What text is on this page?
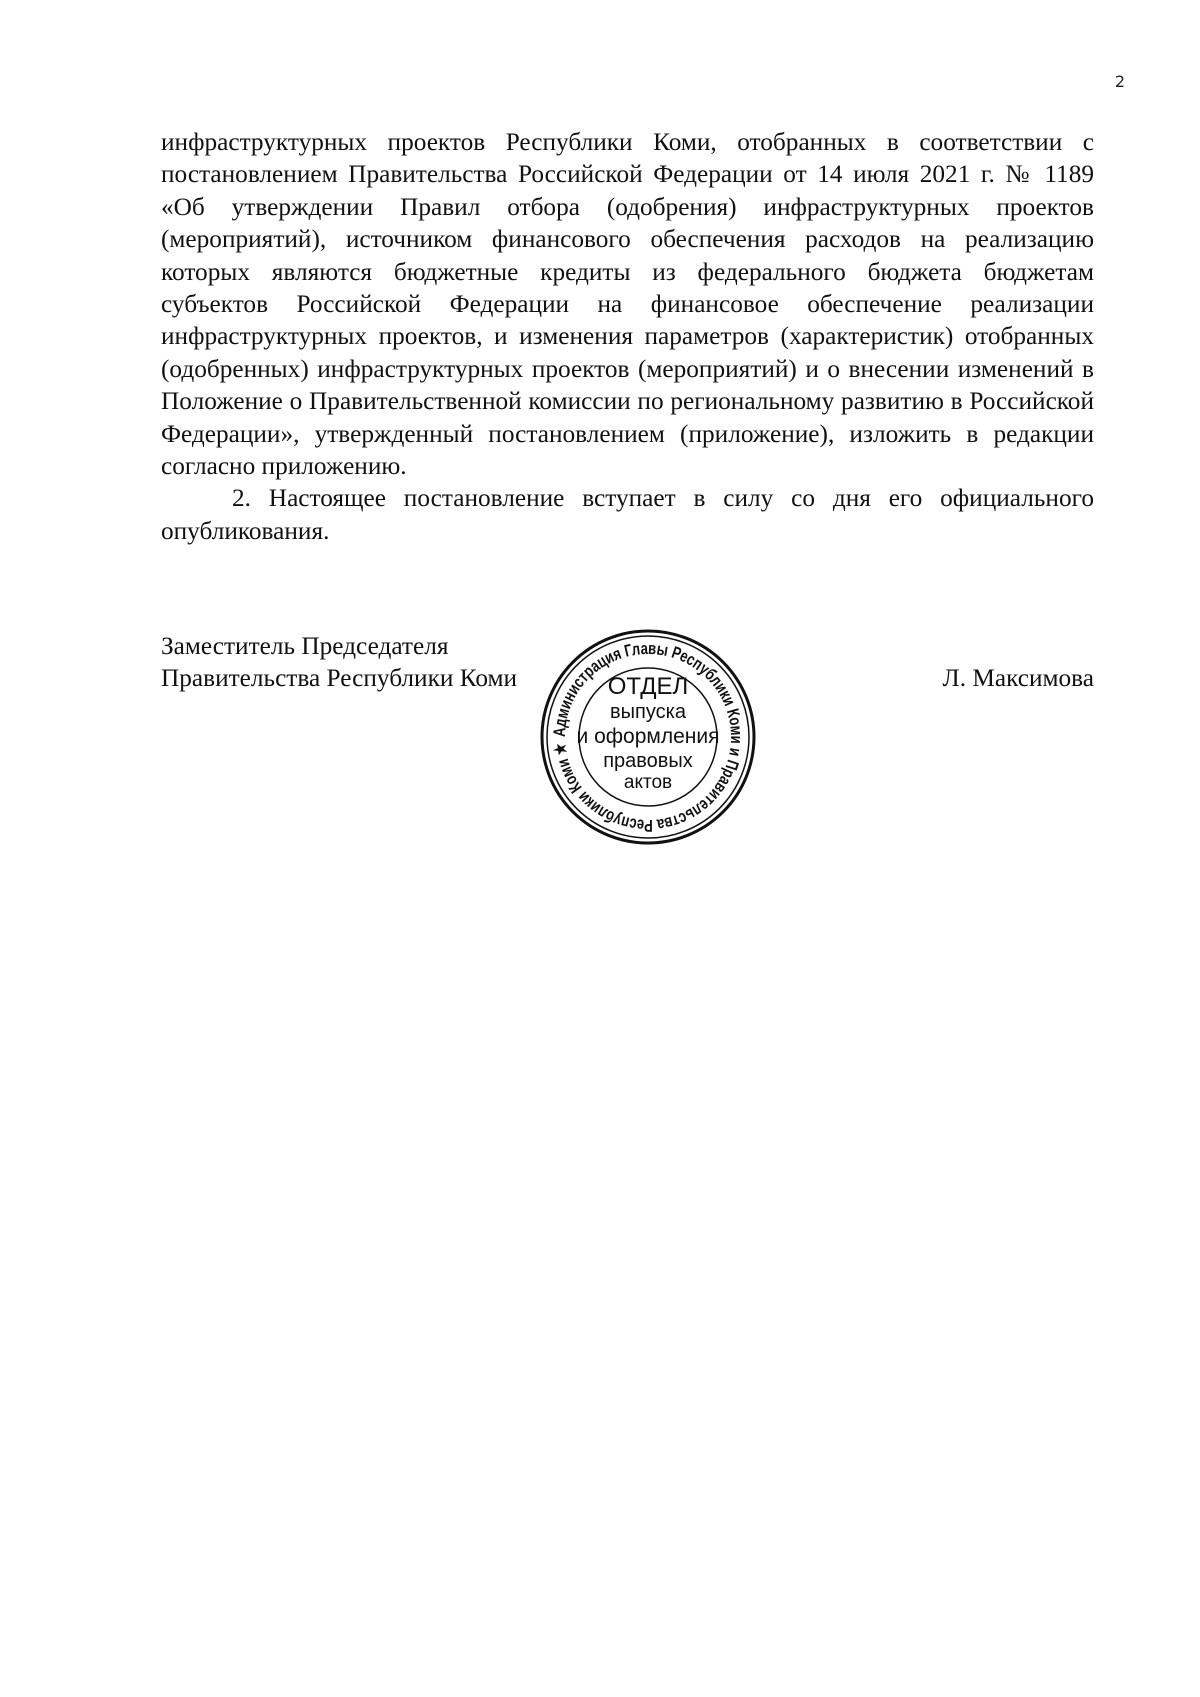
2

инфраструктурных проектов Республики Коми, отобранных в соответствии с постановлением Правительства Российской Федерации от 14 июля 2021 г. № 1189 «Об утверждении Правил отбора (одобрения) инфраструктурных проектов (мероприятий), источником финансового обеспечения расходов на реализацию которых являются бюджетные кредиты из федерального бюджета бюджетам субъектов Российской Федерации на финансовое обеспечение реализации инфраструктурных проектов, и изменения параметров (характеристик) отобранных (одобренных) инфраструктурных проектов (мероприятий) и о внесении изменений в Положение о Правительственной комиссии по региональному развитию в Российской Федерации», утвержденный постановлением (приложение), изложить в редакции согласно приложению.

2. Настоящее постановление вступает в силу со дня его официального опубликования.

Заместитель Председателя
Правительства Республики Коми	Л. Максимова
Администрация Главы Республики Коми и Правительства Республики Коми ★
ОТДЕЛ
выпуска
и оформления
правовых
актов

--

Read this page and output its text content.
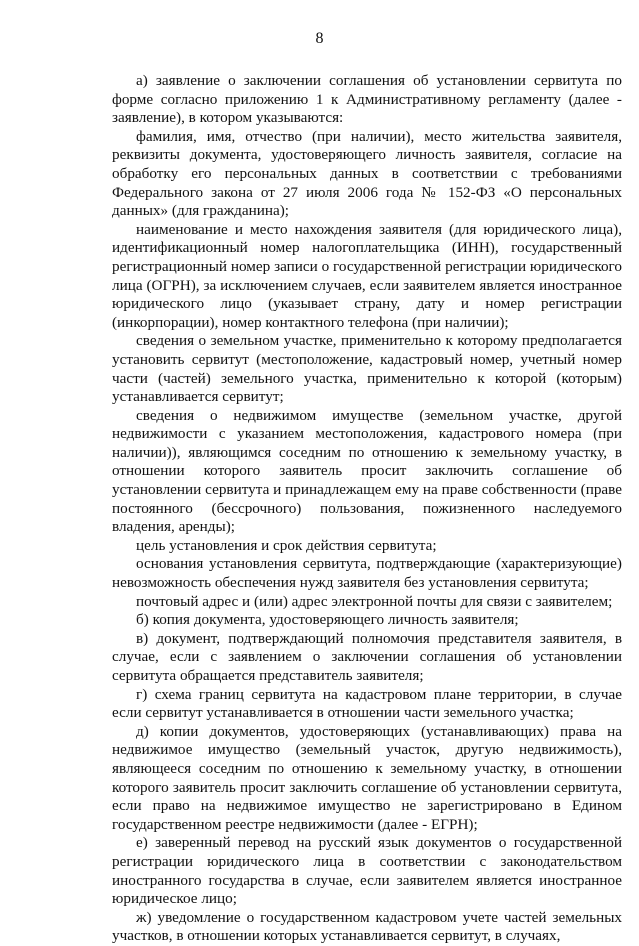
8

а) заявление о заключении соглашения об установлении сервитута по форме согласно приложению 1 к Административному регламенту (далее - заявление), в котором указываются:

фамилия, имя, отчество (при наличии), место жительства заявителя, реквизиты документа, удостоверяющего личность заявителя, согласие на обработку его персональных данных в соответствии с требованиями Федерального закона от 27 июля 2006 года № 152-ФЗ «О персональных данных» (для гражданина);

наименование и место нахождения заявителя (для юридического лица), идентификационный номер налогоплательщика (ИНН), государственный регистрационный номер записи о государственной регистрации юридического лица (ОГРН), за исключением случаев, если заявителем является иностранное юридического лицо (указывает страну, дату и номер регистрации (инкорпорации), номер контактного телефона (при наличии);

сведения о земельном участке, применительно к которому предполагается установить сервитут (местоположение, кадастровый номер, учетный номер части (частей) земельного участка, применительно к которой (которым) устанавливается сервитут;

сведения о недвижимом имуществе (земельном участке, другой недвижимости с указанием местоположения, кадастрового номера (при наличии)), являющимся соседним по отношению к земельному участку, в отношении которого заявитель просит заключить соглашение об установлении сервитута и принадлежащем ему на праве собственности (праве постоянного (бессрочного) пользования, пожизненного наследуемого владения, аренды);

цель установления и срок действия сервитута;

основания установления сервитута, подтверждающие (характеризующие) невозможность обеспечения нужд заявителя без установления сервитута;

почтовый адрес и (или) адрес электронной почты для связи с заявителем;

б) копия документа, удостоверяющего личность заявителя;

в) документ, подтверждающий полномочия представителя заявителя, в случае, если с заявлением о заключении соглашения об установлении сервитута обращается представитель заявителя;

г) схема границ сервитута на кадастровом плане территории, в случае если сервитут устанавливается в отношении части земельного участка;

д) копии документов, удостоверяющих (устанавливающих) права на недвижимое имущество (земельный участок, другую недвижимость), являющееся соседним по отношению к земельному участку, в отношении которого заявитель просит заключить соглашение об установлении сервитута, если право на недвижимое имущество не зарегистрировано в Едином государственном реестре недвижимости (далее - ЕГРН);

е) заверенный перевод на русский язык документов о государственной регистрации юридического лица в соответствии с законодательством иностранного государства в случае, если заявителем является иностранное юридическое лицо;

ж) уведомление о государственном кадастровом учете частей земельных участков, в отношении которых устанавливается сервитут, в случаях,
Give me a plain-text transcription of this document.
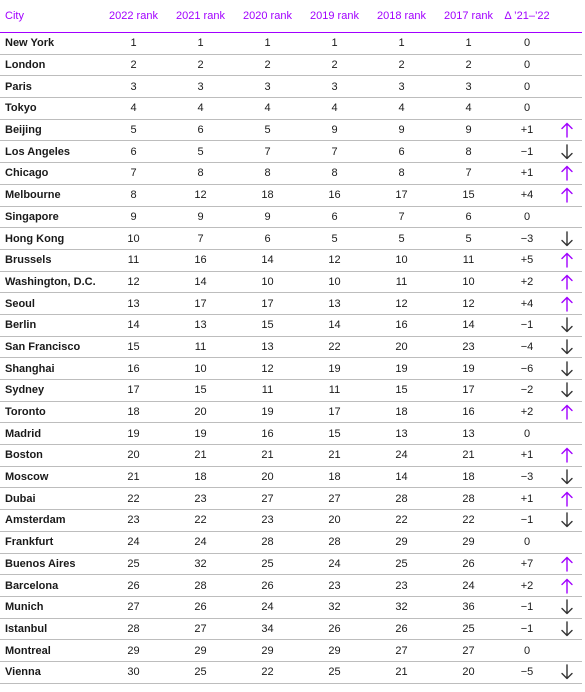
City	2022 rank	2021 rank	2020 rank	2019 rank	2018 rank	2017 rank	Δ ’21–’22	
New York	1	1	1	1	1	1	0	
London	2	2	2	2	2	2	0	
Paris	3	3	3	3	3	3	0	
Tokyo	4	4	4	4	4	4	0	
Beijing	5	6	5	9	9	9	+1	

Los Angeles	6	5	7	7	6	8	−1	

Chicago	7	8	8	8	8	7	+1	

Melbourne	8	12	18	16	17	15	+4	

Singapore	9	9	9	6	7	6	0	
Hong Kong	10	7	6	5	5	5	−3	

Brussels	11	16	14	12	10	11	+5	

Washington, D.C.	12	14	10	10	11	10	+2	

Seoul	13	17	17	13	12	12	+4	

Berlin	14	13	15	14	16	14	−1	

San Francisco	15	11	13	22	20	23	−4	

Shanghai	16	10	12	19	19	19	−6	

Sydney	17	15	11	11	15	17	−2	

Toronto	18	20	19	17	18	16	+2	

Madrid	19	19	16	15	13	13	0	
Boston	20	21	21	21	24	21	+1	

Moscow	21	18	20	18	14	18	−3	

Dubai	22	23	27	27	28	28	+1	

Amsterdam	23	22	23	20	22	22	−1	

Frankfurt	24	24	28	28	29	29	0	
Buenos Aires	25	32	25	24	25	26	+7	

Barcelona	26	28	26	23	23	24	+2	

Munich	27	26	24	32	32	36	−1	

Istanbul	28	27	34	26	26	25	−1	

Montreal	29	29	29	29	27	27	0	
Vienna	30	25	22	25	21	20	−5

---

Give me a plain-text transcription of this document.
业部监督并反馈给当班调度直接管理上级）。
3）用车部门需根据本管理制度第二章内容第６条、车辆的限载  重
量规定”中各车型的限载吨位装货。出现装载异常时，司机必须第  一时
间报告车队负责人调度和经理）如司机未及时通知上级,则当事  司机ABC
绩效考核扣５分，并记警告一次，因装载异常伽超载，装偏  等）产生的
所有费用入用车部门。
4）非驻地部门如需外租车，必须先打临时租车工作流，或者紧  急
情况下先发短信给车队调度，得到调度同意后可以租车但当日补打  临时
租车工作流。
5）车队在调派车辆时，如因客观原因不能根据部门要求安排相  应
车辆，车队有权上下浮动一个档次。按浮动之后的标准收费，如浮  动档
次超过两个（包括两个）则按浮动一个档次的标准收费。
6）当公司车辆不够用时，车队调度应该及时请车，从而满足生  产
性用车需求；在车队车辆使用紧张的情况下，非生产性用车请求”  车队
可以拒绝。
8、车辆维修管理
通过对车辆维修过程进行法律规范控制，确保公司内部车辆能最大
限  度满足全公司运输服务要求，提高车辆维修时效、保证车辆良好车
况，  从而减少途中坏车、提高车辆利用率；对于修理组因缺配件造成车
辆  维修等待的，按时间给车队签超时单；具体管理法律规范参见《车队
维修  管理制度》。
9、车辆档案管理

## Aim of the task
Across the records, how many lines contain "page"? Only the number should be given.

## The response
2